>> START The input

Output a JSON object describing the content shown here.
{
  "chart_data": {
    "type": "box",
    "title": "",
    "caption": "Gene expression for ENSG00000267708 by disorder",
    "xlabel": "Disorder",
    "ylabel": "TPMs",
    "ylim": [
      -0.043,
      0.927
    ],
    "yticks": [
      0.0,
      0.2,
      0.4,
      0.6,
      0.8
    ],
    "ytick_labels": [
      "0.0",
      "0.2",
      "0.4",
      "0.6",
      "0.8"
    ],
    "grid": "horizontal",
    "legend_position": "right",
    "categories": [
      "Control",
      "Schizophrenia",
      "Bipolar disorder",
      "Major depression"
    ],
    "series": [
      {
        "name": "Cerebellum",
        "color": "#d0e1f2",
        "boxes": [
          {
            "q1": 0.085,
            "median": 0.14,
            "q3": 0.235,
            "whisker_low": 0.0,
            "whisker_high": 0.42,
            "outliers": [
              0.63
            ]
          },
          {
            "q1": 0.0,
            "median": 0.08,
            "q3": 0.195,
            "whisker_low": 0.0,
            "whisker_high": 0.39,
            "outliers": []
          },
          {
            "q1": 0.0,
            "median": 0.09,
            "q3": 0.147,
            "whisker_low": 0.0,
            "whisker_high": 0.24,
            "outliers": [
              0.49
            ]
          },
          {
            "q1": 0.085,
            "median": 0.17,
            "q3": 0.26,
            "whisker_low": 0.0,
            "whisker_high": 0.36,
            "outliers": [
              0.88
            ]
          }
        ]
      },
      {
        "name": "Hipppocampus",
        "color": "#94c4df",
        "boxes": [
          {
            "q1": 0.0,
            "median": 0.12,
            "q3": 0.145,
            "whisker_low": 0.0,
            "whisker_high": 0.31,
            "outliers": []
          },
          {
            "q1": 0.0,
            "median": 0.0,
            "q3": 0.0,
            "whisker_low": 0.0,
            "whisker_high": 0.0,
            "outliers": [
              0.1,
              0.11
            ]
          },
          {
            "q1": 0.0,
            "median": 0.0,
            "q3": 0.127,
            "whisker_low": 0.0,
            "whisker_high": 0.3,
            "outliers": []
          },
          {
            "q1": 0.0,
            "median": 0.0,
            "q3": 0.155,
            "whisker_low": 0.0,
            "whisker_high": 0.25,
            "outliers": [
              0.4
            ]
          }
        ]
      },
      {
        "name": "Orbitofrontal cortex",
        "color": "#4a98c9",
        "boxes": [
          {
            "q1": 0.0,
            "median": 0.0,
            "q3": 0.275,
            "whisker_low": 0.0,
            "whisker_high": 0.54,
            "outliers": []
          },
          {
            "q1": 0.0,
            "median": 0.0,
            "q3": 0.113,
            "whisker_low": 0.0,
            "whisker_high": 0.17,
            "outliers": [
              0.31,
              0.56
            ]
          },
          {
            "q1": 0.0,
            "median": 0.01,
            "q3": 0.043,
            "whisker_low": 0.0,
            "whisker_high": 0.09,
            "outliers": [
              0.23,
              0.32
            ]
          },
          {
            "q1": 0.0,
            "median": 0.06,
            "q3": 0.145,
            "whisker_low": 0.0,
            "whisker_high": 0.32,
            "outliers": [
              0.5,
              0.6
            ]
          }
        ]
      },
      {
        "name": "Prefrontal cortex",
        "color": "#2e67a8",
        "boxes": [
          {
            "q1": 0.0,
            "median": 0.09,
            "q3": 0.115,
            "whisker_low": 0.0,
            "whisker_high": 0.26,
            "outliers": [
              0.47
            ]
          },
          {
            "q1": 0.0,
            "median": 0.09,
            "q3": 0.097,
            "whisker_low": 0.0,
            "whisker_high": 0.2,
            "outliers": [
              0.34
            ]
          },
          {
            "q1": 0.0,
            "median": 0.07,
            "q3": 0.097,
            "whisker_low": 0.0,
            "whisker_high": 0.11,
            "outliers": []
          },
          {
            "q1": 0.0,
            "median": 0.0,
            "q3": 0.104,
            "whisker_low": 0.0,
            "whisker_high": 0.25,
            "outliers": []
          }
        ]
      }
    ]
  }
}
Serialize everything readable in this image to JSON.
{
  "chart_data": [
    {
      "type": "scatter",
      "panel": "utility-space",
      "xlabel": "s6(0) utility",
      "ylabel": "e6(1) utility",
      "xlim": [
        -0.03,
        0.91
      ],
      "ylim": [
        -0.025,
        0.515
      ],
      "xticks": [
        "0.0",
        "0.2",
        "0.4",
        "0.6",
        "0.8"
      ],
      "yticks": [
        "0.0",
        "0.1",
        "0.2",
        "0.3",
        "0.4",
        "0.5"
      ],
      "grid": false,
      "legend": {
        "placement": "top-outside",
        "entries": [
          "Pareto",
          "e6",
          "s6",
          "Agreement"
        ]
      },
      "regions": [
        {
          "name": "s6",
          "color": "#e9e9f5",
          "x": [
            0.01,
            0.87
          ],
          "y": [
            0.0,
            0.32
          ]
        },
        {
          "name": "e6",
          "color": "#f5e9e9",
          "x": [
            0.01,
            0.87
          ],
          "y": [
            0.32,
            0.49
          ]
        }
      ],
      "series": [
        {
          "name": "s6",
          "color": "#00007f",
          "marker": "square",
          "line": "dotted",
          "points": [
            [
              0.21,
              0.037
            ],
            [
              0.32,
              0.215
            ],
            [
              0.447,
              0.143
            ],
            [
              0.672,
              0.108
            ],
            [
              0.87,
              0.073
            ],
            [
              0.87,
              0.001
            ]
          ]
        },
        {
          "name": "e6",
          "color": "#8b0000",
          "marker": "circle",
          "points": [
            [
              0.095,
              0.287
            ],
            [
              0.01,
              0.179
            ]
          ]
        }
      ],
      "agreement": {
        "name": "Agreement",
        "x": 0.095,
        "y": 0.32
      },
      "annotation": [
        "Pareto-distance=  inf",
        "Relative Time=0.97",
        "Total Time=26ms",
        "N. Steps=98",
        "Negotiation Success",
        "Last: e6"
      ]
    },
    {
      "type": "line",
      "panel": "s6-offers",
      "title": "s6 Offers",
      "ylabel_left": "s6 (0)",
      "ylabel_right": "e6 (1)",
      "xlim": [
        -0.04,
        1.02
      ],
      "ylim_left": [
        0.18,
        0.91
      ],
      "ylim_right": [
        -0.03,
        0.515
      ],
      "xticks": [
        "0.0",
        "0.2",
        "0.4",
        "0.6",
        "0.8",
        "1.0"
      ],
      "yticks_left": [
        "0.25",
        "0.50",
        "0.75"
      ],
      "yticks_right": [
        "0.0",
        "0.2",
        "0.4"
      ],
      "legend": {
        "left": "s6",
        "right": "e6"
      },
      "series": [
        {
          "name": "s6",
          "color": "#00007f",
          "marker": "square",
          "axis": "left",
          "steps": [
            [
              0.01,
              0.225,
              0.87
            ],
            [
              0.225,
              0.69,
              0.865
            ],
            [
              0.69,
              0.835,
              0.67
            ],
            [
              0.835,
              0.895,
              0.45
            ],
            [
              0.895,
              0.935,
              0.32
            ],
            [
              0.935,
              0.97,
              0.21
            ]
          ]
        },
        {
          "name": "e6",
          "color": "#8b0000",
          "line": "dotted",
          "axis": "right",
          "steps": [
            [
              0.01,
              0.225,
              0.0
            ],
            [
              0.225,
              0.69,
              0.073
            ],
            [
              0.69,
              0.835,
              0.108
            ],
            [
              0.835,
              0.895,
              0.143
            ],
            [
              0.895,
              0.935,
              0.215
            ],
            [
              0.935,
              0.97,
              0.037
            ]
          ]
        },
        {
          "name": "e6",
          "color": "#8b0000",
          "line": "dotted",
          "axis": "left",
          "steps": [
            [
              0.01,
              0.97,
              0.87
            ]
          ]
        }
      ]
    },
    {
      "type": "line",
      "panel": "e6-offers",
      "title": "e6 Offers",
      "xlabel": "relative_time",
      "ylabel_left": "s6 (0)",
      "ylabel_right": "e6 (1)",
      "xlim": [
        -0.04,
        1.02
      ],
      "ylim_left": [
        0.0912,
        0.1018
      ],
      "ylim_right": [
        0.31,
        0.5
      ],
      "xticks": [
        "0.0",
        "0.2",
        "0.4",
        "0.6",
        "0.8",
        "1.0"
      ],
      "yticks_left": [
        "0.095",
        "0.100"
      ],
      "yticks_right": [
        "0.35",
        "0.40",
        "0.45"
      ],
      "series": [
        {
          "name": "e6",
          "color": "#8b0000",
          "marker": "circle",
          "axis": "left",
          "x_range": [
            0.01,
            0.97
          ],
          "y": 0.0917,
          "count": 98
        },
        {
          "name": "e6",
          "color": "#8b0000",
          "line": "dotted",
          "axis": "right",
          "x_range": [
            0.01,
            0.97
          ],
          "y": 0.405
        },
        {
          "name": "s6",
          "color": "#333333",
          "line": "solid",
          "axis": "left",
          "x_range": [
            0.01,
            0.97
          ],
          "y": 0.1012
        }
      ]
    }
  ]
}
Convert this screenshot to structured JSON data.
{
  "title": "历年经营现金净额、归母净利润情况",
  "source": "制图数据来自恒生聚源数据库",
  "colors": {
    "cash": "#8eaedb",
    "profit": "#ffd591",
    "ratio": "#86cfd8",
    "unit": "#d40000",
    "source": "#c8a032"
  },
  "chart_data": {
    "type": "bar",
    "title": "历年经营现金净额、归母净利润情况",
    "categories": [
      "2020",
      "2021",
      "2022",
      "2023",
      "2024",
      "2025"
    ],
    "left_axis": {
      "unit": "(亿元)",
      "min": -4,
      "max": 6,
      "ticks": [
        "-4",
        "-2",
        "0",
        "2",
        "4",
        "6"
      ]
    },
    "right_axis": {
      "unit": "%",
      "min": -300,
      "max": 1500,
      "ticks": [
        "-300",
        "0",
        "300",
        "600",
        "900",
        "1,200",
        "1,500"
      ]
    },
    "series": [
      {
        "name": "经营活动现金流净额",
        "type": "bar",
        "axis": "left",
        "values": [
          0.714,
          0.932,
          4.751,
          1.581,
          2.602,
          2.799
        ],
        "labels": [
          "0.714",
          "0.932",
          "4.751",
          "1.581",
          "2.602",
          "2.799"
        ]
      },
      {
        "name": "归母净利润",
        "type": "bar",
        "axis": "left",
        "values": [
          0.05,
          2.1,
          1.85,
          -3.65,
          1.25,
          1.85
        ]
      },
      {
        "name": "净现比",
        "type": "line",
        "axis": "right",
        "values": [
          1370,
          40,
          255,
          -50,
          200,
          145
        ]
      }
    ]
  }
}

>> END The input

*Problem to work on*. Pick out each line containing the string "source" and copy it.

*Task response*.
  "source": "制图数据来自恒生聚源数据库",
    "source": "#c8a032"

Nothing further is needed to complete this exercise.